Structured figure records
[Start]

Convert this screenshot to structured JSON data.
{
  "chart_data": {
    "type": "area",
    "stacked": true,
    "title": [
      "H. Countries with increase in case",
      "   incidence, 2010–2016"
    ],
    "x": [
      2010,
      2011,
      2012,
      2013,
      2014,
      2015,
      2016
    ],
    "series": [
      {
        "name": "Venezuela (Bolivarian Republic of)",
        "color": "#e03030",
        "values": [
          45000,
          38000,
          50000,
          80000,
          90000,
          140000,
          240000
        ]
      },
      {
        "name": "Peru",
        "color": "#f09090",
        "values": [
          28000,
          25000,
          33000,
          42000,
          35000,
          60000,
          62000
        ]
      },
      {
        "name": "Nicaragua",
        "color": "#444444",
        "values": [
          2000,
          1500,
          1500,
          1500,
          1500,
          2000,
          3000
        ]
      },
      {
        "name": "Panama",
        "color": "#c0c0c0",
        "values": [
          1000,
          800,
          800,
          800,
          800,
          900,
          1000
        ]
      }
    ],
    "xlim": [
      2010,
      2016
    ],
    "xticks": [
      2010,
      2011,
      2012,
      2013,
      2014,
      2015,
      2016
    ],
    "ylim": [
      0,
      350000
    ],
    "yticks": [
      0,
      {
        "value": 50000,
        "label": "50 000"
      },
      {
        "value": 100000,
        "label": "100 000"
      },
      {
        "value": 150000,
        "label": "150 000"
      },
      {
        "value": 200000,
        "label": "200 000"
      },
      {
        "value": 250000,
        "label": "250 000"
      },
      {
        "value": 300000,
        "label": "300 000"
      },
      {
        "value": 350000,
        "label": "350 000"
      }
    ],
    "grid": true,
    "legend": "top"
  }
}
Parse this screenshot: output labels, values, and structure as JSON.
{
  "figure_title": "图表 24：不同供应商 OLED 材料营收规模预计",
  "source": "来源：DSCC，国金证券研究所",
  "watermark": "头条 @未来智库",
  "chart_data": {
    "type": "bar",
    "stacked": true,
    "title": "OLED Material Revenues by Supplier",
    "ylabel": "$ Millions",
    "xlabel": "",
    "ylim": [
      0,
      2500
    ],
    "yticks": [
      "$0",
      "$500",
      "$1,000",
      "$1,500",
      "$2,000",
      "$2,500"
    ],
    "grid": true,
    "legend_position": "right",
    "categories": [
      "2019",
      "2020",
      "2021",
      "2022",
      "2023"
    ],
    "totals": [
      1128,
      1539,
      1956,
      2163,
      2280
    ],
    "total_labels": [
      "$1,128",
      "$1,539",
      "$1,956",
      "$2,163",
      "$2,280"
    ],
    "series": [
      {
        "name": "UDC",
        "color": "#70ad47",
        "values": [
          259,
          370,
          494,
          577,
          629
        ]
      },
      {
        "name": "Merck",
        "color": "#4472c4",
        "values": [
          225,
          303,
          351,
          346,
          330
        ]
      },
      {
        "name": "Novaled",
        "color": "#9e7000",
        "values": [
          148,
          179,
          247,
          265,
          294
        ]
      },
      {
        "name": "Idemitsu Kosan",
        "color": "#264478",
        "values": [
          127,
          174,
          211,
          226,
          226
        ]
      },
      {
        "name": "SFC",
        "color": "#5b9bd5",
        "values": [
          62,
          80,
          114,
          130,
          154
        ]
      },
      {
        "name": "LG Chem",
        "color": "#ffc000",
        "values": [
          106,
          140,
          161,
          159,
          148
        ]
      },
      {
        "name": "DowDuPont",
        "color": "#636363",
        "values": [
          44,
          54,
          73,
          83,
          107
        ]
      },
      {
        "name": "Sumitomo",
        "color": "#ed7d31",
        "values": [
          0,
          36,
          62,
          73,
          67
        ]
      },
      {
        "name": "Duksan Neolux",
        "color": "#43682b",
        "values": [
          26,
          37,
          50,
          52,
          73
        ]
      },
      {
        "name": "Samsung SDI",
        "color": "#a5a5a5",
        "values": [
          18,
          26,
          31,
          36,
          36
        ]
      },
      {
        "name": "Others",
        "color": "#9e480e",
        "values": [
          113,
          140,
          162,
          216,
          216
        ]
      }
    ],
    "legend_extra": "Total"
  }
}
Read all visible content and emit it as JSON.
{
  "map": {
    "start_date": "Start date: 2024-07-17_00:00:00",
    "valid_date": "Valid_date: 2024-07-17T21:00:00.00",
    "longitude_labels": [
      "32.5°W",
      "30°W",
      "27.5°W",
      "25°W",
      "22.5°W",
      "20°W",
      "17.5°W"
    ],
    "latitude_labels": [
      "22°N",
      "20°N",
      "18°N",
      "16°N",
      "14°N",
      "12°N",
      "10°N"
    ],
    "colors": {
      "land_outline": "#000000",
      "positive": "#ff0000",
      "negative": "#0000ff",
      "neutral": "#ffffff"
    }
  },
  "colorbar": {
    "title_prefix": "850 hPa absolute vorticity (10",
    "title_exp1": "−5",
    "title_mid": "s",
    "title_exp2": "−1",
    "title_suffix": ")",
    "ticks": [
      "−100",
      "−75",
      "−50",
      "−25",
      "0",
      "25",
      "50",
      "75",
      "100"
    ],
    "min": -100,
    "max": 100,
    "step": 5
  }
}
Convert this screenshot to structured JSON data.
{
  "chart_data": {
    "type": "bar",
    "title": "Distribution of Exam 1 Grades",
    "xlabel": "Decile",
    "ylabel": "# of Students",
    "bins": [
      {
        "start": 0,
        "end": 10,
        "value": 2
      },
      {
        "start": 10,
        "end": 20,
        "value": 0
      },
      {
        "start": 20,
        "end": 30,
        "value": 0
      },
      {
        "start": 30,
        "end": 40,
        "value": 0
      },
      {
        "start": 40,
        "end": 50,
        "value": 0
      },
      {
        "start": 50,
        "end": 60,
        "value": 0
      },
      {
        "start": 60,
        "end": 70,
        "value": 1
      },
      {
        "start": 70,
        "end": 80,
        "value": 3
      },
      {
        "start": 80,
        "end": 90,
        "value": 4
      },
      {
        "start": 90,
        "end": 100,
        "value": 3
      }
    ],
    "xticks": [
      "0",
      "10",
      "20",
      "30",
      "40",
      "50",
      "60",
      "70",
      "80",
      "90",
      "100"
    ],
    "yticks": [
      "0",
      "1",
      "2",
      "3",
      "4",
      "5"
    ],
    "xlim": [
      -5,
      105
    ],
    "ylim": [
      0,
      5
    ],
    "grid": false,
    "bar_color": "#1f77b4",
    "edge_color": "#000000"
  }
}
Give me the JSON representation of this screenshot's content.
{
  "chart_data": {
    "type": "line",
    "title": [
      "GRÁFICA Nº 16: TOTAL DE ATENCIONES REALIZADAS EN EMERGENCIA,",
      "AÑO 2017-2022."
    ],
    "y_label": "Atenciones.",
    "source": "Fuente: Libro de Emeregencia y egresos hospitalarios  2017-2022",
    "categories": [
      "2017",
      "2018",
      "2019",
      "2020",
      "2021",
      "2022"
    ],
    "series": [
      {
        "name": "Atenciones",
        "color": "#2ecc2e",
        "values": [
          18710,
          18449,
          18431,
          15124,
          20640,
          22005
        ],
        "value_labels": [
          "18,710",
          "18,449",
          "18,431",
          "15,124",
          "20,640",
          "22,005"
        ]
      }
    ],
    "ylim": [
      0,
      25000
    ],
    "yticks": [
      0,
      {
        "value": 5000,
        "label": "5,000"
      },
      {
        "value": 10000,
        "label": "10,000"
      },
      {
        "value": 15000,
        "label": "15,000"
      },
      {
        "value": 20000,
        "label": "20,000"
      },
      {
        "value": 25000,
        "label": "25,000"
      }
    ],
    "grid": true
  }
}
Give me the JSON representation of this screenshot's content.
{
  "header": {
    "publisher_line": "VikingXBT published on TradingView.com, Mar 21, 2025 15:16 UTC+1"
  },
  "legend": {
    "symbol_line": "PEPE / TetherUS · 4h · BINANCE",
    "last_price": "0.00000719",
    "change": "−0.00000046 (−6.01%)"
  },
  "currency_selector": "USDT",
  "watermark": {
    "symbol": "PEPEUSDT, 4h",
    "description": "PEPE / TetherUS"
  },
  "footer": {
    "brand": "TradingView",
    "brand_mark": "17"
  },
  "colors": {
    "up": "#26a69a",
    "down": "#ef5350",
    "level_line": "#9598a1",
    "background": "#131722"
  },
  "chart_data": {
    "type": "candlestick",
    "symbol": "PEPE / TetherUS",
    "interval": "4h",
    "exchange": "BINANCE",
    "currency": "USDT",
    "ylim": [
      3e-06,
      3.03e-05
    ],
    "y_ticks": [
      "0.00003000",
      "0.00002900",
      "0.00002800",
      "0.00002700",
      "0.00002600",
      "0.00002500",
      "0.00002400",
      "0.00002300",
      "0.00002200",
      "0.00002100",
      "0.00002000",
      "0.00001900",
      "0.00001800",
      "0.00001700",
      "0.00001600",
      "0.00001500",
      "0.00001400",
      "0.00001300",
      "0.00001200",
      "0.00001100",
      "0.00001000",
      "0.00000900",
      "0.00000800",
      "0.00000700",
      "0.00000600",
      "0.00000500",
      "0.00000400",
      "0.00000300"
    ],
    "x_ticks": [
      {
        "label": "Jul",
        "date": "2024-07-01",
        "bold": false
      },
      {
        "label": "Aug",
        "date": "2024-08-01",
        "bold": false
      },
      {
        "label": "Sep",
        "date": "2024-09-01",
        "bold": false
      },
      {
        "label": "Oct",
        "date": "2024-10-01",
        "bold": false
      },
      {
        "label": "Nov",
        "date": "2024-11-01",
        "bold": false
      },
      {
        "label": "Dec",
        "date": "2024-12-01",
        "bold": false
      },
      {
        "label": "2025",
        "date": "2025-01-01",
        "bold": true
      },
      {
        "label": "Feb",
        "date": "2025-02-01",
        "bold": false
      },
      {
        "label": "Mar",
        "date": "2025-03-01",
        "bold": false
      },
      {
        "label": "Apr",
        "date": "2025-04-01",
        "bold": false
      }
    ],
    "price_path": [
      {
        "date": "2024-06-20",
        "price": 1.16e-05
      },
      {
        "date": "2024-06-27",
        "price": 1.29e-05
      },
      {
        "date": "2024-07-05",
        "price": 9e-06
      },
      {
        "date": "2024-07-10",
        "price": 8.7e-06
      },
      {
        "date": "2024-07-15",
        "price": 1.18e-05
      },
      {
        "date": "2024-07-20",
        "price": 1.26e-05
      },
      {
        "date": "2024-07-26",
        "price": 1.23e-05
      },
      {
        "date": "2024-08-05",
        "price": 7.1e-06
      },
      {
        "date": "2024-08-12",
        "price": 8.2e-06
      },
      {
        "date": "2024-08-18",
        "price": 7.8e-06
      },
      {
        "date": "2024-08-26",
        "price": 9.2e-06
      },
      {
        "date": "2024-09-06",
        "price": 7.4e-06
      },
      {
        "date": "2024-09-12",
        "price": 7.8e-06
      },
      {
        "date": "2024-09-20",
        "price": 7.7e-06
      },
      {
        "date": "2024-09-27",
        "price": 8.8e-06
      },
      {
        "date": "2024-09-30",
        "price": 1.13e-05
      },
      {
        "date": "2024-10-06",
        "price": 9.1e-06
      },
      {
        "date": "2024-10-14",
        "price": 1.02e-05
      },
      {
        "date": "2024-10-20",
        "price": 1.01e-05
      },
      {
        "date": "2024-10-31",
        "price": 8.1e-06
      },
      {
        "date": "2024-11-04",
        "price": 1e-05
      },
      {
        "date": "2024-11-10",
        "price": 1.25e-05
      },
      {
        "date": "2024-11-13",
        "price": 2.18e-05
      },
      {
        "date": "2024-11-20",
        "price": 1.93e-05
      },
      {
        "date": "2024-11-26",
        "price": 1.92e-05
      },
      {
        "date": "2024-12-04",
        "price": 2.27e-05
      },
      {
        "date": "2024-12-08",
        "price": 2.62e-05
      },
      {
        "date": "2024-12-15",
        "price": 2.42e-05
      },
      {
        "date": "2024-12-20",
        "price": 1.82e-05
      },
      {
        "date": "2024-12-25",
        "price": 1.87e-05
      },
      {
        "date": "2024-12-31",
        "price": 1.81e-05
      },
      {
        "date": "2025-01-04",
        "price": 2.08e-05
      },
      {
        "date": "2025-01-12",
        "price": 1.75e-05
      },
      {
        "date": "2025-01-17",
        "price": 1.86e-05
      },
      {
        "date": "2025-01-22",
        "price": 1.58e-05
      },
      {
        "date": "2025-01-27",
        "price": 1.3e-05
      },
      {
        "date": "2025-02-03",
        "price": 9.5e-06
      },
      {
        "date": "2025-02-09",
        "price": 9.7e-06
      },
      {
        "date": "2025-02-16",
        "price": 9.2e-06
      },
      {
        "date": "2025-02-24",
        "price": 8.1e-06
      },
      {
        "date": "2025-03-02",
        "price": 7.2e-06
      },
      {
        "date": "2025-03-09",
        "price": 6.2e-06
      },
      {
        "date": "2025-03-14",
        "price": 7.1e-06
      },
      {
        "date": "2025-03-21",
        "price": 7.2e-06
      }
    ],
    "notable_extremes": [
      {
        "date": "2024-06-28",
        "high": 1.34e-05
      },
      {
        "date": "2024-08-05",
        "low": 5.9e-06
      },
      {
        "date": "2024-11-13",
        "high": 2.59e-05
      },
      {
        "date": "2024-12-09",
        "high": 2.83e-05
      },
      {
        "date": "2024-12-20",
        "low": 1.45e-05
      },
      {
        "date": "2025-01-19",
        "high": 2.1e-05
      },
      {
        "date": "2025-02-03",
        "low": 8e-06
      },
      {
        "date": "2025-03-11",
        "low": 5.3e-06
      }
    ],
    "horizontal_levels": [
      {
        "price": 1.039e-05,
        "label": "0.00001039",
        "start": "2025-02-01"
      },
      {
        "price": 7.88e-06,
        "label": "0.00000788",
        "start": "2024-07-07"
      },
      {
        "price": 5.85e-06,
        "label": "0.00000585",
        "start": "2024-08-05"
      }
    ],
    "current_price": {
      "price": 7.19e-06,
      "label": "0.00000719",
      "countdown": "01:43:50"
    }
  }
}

[End]

=== What is being asked ===
Search the records above for "BINANCE". Copy each line where it is found.

=== Result of the exercise ===
    "symbol_line": "PEPE / TetherUS · 4h · BINANCE",
    "exchange": "BINANCE",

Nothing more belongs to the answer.